Give back the line where "Enumerate this screenshot's" appears and all the lines after it until the listing ends, unchanged and with nothing else.

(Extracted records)
>>>
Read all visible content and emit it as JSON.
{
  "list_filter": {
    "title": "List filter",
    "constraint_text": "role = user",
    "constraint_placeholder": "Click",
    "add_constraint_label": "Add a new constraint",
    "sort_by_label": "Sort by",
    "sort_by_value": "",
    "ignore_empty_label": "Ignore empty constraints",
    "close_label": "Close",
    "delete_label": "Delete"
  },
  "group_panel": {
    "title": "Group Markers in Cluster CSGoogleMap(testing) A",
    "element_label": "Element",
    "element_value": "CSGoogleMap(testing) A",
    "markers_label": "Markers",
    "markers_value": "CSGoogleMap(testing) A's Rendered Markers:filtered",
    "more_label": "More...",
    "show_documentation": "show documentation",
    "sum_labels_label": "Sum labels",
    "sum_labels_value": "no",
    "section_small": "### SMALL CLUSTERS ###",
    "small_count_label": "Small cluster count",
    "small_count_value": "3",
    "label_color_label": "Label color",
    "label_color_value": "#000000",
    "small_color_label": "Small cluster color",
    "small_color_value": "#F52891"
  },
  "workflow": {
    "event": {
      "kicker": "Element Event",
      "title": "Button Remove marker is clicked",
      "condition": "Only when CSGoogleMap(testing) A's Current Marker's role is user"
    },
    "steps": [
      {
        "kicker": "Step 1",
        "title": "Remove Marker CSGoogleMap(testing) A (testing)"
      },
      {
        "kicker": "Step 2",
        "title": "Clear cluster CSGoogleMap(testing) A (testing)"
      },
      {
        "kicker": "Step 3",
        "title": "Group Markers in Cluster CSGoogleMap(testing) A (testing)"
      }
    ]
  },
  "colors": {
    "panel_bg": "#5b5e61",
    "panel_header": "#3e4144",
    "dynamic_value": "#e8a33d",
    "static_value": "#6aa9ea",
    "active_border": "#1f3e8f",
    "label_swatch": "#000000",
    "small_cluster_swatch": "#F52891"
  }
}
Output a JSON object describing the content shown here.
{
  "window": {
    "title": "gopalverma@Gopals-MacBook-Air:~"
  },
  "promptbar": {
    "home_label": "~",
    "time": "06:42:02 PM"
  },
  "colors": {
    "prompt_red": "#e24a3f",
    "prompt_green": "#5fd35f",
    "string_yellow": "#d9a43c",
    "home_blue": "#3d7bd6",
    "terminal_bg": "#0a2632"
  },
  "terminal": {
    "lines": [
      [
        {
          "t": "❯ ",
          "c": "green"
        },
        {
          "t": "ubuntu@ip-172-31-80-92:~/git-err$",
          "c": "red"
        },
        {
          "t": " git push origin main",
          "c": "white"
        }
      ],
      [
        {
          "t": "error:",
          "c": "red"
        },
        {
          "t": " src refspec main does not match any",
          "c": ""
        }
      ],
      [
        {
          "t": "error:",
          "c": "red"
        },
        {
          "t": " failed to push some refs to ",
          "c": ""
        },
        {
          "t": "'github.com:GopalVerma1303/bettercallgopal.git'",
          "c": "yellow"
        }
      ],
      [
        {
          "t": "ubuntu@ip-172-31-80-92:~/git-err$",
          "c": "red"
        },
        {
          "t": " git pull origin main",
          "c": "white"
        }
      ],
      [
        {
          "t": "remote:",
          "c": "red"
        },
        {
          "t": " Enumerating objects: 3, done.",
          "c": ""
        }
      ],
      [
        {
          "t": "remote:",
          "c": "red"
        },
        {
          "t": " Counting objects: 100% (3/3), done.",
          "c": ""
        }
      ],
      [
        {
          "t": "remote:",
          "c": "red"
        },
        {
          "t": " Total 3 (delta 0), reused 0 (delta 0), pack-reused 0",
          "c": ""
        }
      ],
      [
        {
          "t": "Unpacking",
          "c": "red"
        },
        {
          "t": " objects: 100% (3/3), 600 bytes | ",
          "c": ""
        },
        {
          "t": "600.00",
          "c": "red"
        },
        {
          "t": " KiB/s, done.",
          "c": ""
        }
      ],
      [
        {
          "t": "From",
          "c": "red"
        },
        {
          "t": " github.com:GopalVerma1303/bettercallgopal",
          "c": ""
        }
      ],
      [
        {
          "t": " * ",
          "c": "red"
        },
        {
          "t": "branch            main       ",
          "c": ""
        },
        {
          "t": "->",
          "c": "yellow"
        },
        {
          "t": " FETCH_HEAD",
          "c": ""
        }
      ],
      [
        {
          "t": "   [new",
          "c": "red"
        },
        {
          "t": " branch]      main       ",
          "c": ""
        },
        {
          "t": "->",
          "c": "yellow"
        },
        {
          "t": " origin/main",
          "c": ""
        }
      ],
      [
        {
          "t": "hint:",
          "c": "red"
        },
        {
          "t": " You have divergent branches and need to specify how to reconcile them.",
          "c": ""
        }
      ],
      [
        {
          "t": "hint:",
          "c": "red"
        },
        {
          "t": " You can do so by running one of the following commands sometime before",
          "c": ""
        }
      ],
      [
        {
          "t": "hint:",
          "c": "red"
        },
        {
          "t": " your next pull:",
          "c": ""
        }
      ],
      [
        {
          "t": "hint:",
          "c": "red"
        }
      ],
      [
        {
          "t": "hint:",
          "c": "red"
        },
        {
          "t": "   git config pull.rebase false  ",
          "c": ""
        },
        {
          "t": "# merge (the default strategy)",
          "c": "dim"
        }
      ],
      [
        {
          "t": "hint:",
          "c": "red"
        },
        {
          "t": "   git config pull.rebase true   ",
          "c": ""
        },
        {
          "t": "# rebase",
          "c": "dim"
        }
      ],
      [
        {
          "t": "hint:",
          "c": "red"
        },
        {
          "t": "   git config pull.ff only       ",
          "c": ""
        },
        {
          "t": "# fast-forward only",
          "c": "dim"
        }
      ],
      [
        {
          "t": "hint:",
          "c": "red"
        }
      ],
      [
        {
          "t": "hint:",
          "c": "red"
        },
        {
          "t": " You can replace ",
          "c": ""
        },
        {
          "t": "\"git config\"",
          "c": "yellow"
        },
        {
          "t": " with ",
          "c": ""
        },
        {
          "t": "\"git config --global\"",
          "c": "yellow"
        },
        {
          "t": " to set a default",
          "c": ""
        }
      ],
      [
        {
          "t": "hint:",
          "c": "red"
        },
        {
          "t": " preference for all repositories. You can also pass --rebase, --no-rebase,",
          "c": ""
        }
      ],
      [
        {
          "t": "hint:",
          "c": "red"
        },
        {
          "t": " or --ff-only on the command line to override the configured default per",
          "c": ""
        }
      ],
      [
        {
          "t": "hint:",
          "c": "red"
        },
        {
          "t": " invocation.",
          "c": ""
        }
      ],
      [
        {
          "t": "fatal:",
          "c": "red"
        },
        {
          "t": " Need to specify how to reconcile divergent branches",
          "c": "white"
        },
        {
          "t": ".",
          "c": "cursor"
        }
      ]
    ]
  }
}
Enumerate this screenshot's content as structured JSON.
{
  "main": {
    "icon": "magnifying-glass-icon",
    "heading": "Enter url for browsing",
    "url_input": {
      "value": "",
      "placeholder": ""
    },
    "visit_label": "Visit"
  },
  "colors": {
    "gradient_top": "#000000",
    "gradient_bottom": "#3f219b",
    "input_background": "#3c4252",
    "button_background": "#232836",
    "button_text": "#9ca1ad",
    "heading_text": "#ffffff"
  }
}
<<<
SOLUTION TO THIS PROBLEM -
Enumerate this screenshot's content as structured JSON.
{
  "main": {
    "icon": "magnifying-glass-icon",
    "heading": "Enter url for browsing",
    "url_input": {
      "value": "",
      "placeholder": ""
    },
    "visit_label": "Visit"
  },
  "colors": {
    "gradient_top": "#000000",
    "gradient_bottom": "#3f219b",
    "input_background": "#3c4252",
    "button_background": "#232836",
    "button_text": "#9ca1ad",
    "heading_text": "#ffffff"
  }
}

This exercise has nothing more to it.